--- start PROVIDED INFORMATION ---

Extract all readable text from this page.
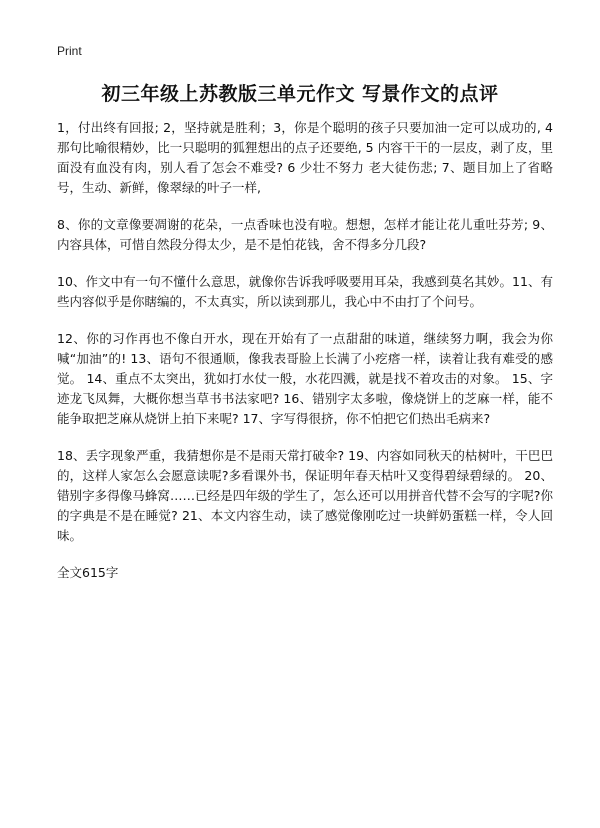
Print
初三年级上苏教版三单元作文 写景作文的点评

1，付出终有回报; 2，坚持就是胜利；3，你是个聪明的孩子只要加油一定可以成功的, 4 那句比喻很精妙，比一只聪明的狐狸想出的点子还要绝, 5 内容干干的一层皮，剥了皮，里面没有血没有肉，别人看了怎会不难受? 6 少壮不努力 老大徒伤悲; 7、题目加上了省略号，生动、新鲜，像翠绿的叶子一样,

8、你的文章像要凋谢的花朵，一点香味也没有啦。想想，怎样才能让花儿重吐芬芳; 9、内容具体，可惜自然段分得太少，是不是怕花钱，舍不得多分几段?

10、作文中有一句不懂什么意思，就像你告诉我呼吸要用耳朵，我感到莫名其妙。11、有些内容似乎是你瞎编的，不太真实，所以读到那儿，我心中不由打了个问号。

12、你的习作再也不像白开水，现在开始有了一点甜甜的味道，继续努力啊，我会为你喊“加油”的! 13、语句不很通顺，像我表哥脸上长满了小疙瘩一样，读着让我有难受的感觉。 14、重点不太突出，犹如打水仗一般，水花四溅，就是找不着攻击的对象。 15、字迹龙飞凤舞，大概你想当草书书法家吧? 16、错别字太多啦，像烧饼上的芝麻一样，能不能争取把芝麻从烧饼上拍下来呢? 17、字写得很挤，你不怕把它们热出毛病来?

18、丢字现象严重，我猜想你是不是雨天常打破伞? 19、内容如同秋天的枯树叶，干巴巴的，这样人家怎么会愿意读呢?多看课外书，保证明年春天枯叶又变得碧绿碧绿的。 20、错别字多得像马蜂窝……已经是四年级的学生了，怎么还可以用拼音代替不会写的字呢?你的字典是不是在睡觉? 21、本文内容生动，读了感觉像刚吃过一块鲜奶蛋糕一样，令人回味。

全文615字
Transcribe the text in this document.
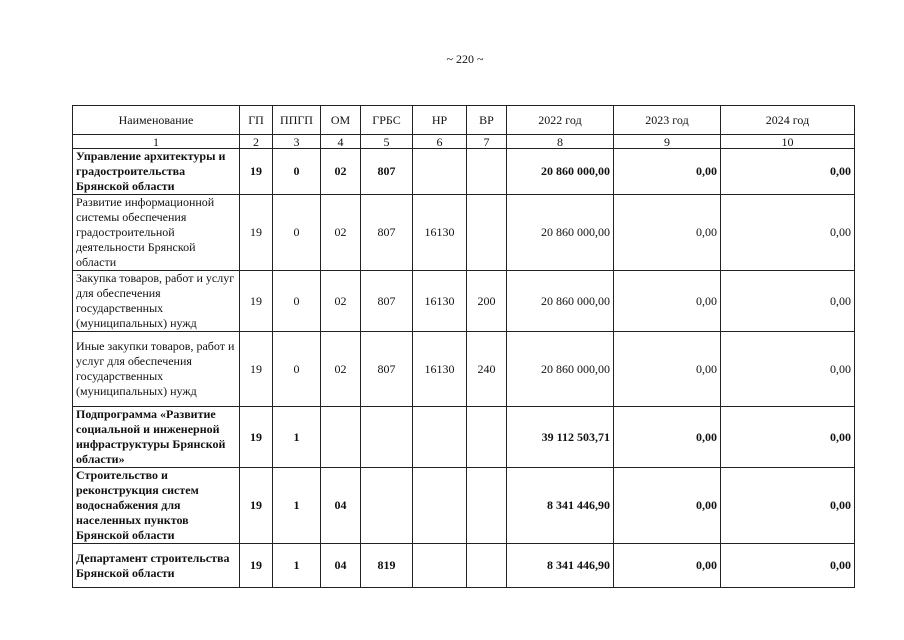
~ 220 ~
Наименование	ГП	ППГП	ОМ	ГРБС	НР	ВР	2022 год	2023 год	2024 год
1	2	3	4	5	6	7	8	9	10
Управление архитектуры и градостроительства Брянской области	19	0	02	807			20 860 000,00	0,00	0,00
Развитие информационной системы обеспечения градостроительной деятельности Брянской области	19	0	02	807	16130		20 860 000,00	0,00	0,00
Закупка товаров, работ и услуг для обеспечения государственных (муниципальных) нужд	19	0	02	807	16130	200	20 860 000,00	0,00	0,00
Иные закупки товаров, работ и услуг для обеспечения государственных (муниципальных) нужд	19	0	02	807	16130	240	20 860 000,00	0,00	0,00
Подпрограмма «Развитие социальной и инженерной инфраструктуры Брянской области»	19	1					39 112 503,71	0,00	0,00
Строительство и реконструкция систем водоснабжения для населенных пунктов Брянской области	19	1	04				8 341 446,90	0,00	0,00
Департамент строительства Брянской области	19	1	04	819			8 341 446,90	0,00	0,00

--- end PROVIDED INFORMATION ---

Search the records for the word "работ", then list every line that has it.

Закупка товаров, работ и услуг для обеспечения государственных (муниципальных) нужд	19	0	02	807	16130	200	20 860 000,00	0,00	0,00
Иные закупки товаров, работ и услуг для обеспечения государственных (муниципальных) нужд	19	0	02	807	16130	240	20 860 000,00	0,00	0,00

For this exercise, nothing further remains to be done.